** start of MATERIAL PROVIDED **
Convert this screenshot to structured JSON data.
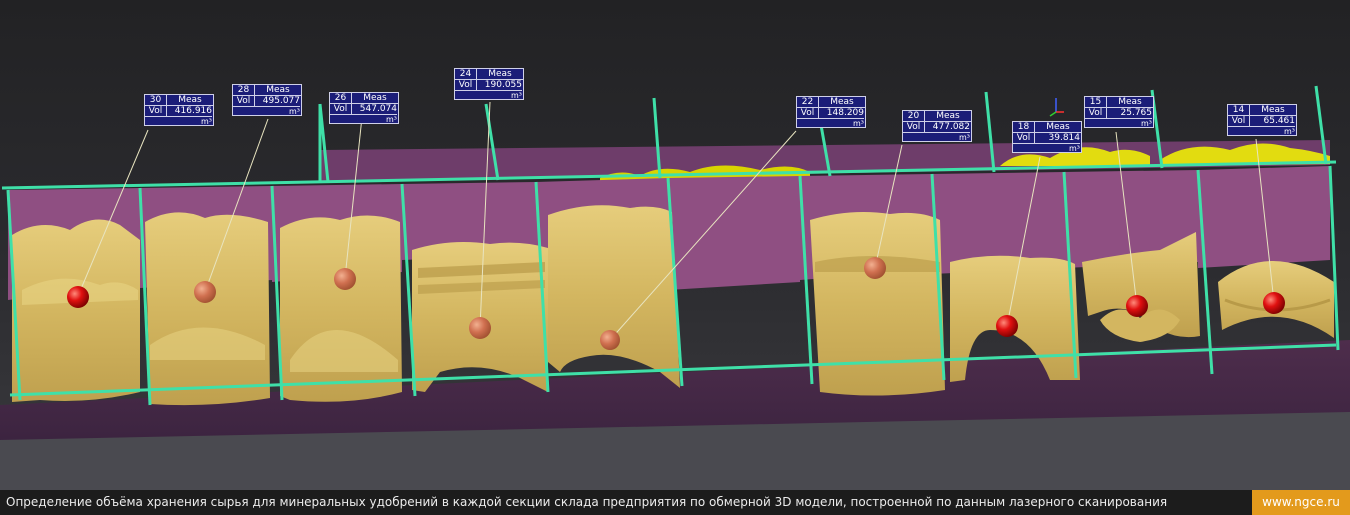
{
  "caption": {
    "text": "Определение объёма хранения сырья для минеральных удобрений в каждой секции склада предприятия по обмерной 3D модели, построенной по данным лазерного сканирования",
    "site": "www.ngce.ru"
  },
  "colors": {
    "background": "#2a2a2d",
    "wall": "#8a4e7e",
    "floor": "#4a2a48",
    "material": "#d8bc68",
    "frame": "#3fe0a8",
    "marker": "#e00000",
    "tag_fill": "#1b1d78",
    "caption_bg": "#1c1c1c",
    "badge": "#e39a1c"
  },
  "measurements": [
    {
      "id": "30",
      "header": "Meas",
      "label": "Vol",
      "value": "416.916",
      "unit": "m³"
    },
    {
      "id": "28",
      "header": "Meas",
      "label": "Vol",
      "value": "495.077",
      "unit": "m³"
    },
    {
      "id": "26",
      "header": "Meas",
      "label": "Vol",
      "value": "547.074",
      "unit": "m³"
    },
    {
      "id": "24",
      "header": "Meas",
      "label": "Vol",
      "value": "190.055",
      "unit": "m³"
    },
    {
      "id": "22",
      "header": "Meas",
      "label": "Vol",
      "value": "148.209",
      "unit": "m³"
    },
    {
      "id": "20",
      "header": "Meas",
      "label": "Vol",
      "value": "477.082",
      "unit": "m³"
    },
    {
      "id": "18",
      "header": "Meas",
      "label": "Vol",
      "value": "39.814",
      "unit": "m³"
    },
    {
      "id": "15",
      "header": "Meas",
      "label": "Vol",
      "value": "25.765",
      "unit": "m³"
    },
    {
      "id": "14",
      "header": "Meas",
      "label": "Vol",
      "value": "65.461",
      "unit": "m³"
    }
  ]
}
** end of MATERIAL PROVIDED **
### GIVEN INSTRUCTION
Drop the images and repeat the data exactly.

### TASK OUTPUT
Convert this screenshot to structured JSON data.
{
  "caption": {
    "text": "Определение объёма хранения сырья для минеральных удобрений в каждой секции склада предприятия по обмерной 3D модели, построенной по данным лазерного сканирования",
    "site": "www.ngce.ru"
  },
  "colors": {
    "background": "#2a2a2d",
    "wall": "#8a4e7e",
    "floor": "#4a2a48",
    "material": "#d8bc68",
    "frame": "#3fe0a8",
    "marker": "#e00000",
    "tag_fill": "#1b1d78",
    "caption_bg": "#1c1c1c",
    "badge": "#e39a1c"
  },
  "measurements": [
    {
      "id": "30",
      "header": "Meas",
      "label": "Vol",
      "value": "416.916",
      "unit": "m³"
    },
    {
      "id": "28",
      "header": "Meas",
      "label": "Vol",
      "value": "495.077",
      "unit": "m³"
    },
    {
      "id": "26",
      "header": "Meas",
      "label": "Vol",
      "value": "547.074",
      "unit": "m³"
    },
    {
      "id": "24",
      "header": "Meas",
      "label": "Vol",
      "value": "190.055",
      "unit": "m³"
    },
    {
      "id": "22",
      "header": "Meas",
      "label": "Vol",
      "value": "148.209",
      "unit": "m³"
    },
    {
      "id": "20",
      "header": "Meas",
      "label": "Vol",
      "value": "477.082",
      "unit": "m³"
    },
    {
      "id": "18",
      "header": "Meas",
      "label": "Vol",
      "value": "39.814",
      "unit": "m³"
    },
    {
      "id": "15",
      "header": "Meas",
      "label": "Vol",
      "value": "25.765",
      "unit": "m³"
    },
    {
      "id": "14",
      "header": "Meas",
      "label": "Vol",
      "value": "65.461",
      "unit": "m³"
    }
  ]
}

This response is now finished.